== What the task requires ==
Beginning at the line that contains "Type out the text in this image.", transcribe the remaining lines of the listing exactly; include the final line and omit everything before.

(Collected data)
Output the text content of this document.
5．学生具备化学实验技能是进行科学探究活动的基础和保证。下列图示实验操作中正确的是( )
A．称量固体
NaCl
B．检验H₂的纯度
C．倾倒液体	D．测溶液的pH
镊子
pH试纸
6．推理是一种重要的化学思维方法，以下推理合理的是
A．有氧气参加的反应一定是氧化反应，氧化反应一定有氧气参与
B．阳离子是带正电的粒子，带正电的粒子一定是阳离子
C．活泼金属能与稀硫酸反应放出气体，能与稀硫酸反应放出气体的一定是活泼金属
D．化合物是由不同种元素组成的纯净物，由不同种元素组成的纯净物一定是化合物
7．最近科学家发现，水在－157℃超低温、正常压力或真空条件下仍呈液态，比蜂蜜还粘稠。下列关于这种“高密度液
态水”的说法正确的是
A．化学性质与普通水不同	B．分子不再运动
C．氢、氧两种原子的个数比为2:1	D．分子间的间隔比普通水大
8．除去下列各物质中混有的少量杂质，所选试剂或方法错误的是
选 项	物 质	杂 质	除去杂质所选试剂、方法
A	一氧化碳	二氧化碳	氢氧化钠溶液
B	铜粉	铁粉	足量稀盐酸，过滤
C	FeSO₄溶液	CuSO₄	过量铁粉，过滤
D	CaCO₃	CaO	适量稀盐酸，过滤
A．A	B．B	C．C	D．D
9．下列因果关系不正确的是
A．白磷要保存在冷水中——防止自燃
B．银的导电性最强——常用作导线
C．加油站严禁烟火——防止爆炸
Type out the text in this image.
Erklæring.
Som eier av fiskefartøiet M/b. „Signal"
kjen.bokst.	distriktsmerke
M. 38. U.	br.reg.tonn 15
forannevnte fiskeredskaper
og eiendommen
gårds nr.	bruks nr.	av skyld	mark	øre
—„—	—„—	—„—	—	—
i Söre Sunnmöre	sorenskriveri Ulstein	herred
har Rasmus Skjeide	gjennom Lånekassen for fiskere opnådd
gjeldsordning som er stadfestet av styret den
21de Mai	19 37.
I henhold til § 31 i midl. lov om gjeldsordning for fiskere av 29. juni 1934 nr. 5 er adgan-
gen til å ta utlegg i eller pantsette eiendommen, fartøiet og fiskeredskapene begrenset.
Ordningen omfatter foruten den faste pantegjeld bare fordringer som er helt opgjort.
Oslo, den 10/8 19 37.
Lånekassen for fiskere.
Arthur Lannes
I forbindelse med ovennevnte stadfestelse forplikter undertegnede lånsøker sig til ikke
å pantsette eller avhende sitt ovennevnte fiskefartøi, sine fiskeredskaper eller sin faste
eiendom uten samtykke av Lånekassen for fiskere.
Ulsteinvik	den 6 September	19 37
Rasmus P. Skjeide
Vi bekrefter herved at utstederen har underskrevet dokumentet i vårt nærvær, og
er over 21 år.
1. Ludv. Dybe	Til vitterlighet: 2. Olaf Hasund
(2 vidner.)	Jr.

== Full answer ==
Type out the text in this image.
Erklæring.
Som eier av fiskefartøiet M/b. „Signal"
kjen.bokst.	distriktsmerke
M. 38. U.	br.reg.tonn 15
forannevnte fiskeredskaper
og eiendommen
gårds nr.	bruks nr.	av skyld	mark	øre
—„—	—„—	—„—	—	—
i Söre Sunnmöre	sorenskriveri Ulstein	herred
har Rasmus Skjeide	gjennom Lånekassen for fiskere opnådd
gjeldsordning som er stadfestet av styret den
21de Mai	19 37.
I henhold til § 31 i midl. lov om gjeldsordning for fiskere av 29. juni 1934 nr. 5 er adgan-
gen til å ta utlegg i eller pantsette eiendommen, fartøiet og fiskeredskapene begrenset.
Ordningen omfatter foruten den faste pantegjeld bare fordringer som er helt opgjort.
Oslo, den 10/8 19 37.
Lånekassen for fiskere.
Arthur Lannes
I forbindelse med ovennevnte stadfestelse forplikter undertegnede lånsøker sig til ikke
å pantsette eller avhende sitt ovennevnte fiskefartøi, sine fiskeredskaper eller sin faste
eiendom uten samtykke av Lånekassen for fiskere.
Ulsteinvik	den 6 September	19 37
Rasmus P. Skjeide
Vi bekrefter herved at utstederen har underskrevet dokumentet i vårt nærvær, og
er over 21 år.
1. Ludv. Dybe	Til vitterlighet: 2. Olaf Hasund
(2 vidner.)	Jr.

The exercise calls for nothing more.